■ **Your instructions**: Below is a block of data; give all of it again word for word.

— Start Dataset content —

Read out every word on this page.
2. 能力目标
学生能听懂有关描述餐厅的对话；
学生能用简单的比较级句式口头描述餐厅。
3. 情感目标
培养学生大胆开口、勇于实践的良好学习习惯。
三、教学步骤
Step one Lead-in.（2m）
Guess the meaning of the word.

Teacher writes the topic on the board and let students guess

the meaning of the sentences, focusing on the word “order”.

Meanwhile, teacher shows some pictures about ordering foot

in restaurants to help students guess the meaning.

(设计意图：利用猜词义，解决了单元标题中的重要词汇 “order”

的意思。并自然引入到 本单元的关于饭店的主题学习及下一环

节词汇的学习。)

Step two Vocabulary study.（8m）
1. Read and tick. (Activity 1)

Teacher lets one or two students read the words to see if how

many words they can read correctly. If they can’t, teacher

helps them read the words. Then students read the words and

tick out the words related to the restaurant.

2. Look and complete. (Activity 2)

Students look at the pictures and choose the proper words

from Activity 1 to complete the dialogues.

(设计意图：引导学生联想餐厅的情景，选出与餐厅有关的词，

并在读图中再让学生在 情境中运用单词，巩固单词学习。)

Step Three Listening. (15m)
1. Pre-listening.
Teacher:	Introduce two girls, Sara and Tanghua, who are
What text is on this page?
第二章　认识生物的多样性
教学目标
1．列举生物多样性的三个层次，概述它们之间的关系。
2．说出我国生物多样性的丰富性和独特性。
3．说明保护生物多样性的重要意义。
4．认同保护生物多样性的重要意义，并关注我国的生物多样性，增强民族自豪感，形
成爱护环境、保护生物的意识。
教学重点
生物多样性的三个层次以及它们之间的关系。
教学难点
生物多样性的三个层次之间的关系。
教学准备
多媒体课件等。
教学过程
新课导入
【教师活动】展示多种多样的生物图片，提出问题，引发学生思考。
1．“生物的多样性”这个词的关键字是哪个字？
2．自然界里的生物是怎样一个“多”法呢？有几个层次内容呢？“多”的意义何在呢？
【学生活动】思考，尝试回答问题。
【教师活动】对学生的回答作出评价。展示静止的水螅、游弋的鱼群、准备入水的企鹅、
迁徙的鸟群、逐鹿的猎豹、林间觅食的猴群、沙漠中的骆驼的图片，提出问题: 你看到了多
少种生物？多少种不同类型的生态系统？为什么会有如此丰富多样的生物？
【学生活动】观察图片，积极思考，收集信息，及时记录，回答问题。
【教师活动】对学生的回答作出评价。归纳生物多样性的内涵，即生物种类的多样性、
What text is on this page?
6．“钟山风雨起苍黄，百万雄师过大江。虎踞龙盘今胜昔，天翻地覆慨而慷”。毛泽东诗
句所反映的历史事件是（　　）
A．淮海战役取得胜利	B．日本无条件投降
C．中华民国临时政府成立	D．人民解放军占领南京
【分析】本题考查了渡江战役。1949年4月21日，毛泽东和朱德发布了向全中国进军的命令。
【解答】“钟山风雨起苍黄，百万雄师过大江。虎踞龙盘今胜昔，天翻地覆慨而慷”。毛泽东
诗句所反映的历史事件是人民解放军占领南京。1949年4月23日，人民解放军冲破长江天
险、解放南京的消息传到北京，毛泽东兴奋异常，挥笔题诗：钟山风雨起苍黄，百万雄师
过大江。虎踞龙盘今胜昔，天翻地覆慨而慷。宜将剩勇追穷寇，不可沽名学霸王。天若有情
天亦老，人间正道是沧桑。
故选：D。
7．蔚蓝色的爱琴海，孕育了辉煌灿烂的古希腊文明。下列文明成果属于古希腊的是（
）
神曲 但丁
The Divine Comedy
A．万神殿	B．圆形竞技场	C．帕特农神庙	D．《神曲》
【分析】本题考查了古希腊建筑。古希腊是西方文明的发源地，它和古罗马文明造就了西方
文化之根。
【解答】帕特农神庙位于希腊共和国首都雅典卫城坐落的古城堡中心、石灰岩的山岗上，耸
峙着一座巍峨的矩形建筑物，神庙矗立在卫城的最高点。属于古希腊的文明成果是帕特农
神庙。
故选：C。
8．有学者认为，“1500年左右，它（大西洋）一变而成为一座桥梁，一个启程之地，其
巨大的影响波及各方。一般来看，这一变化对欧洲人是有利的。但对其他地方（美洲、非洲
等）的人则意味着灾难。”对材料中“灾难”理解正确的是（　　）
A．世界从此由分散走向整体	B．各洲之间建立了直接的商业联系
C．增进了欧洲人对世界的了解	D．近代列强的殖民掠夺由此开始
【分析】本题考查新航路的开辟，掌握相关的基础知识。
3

— End Dataset content —

■ **Exercise result**:
Read out every word on this page.
2. 能力目标
学生能听懂有关描述餐厅的对话；
学生能用简单的比较级句式口头描述餐厅。
3. 情感目标
培养学生大胆开口、勇于实践的良好学习习惯。
三、教学步骤
Step one Lead-in.（2m）
Guess the meaning of the word.

Teacher writes the topic on the board and let students guess

the meaning of the sentences, focusing on the word “order”.

Meanwhile, teacher shows some pictures about ordering foot

in restaurants to help students guess the meaning.

(设计意图：利用猜词义，解决了单元标题中的重要词汇 “order”

的意思。并自然引入到 本单元的关于饭店的主题学习及下一环

节词汇的学习。)

Step two Vocabulary study.（8m）
1. Read and tick. (Activity 1)

Teacher lets one or two students read the words to see if how

many words they can read correctly. If they can’t, teacher

helps them read the words. Then students read the words and

tick out the words related to the restaurant.

2. Look and complete. (Activity 2)

Students look at the pictures and choose the proper words

from Activity 1 to complete the dialogues.

(设计意图：引导学生联想餐厅的情景，选出与餐厅有关的词，

并在读图中再让学生在 情境中运用单词，巩固单词学习。)

Step Three Listening. (15m)
1. Pre-listening.
Teacher:	Introduce two girls, Sara and Tanghua, who are
What text is on this page?
第二章　认识生物的多样性
教学目标
1．列举生物多样性的三个层次，概述它们之间的关系。
2．说出我国生物多样性的丰富性和独特性。
3．说明保护生物多样性的重要意义。
4．认同保护生物多样性的重要意义，并关注我国的生物多样性，增强民族自豪感，形
成爱护环境、保护生物的意识。
教学重点
生物多样性的三个层次以及它们之间的关系。
教学难点
生物多样性的三个层次之间的关系。
教学准备
多媒体课件等。
教学过程
新课导入
【教师活动】展示多种多样的生物图片，提出问题，引发学生思考。
1．“生物的多样性”这个词的关键字是哪个字？
2．自然界里的生物是怎样一个“多”法呢？有几个层次内容呢？“多”的意义何在呢？
【学生活动】思考，尝试回答问题。
【教师活动】对学生的回答作出评价。展示静止的水螅、游弋的鱼群、准备入水的企鹅、
迁徙的鸟群、逐鹿的猎豹、林间觅食的猴群、沙漠中的骆驼的图片，提出问题: 你看到了多
少种生物？多少种不同类型的生态系统？为什么会有如此丰富多样的生物？
【学生活动】观察图片，积极思考，收集信息，及时记录，回答问题。
【教师活动】对学生的回答作出评价。归纳生物多样性的内涵，即生物种类的多样性、
What text is on this page?
6．“钟山风雨起苍黄，百万雄师过大江。虎踞龙盘今胜昔，天翻地覆慨而慷”。毛泽东诗
句所反映的历史事件是（　　）
A．淮海战役取得胜利	B．日本无条件投降
C．中华民国临时政府成立	D．人民解放军占领南京
【分析】本题考查了渡江战役。1949年4月21日，毛泽东和朱德发布了向全中国进军的命令。
【解答】“钟山风雨起苍黄，百万雄师过大江。虎踞龙盘今胜昔，天翻地覆慨而慷”。毛泽东
诗句所反映的历史事件是人民解放军占领南京。1949年4月23日，人民解放军冲破长江天
险、解放南京的消息传到北京，毛泽东兴奋异常，挥笔题诗：钟山风雨起苍黄，百万雄师
过大江。虎踞龙盘今胜昔，天翻地覆慨而慷。宜将剩勇追穷寇，不可沽名学霸王。天若有情
天亦老，人间正道是沧桑。
故选：D。
7．蔚蓝色的爱琴海，孕育了辉煌灿烂的古希腊文明。下列文明成果属于古希腊的是（
）
神曲 但丁
The Divine Comedy
A．万神殿	B．圆形竞技场	C．帕特农神庙	D．《神曲》
【分析】本题考查了古希腊建筑。古希腊是西方文明的发源地，它和古罗马文明造就了西方
文化之根。
【解答】帕特农神庙位于希腊共和国首都雅典卫城坐落的古城堡中心、石灰岩的山岗上，耸
峙着一座巍峨的矩形建筑物，神庙矗立在卫城的最高点。属于古希腊的文明成果是帕特农
神庙。
故选：C。
8．有学者认为，“1500年左右，它（大西洋）一变而成为一座桥梁，一个启程之地，其
巨大的影响波及各方。一般来看，这一变化对欧洲人是有利的。但对其他地方（美洲、非洲
等）的人则意味着灾难。”对材料中“灾难”理解正确的是（　　）
A．世界从此由分散走向整体	B．各洲之间建立了直接的商业联系
C．增进了欧洲人对世界的了解	D．近代列强的殖民掠夺由此开始
【分析】本题考查新航路的开辟，掌握相关的基础知识。
3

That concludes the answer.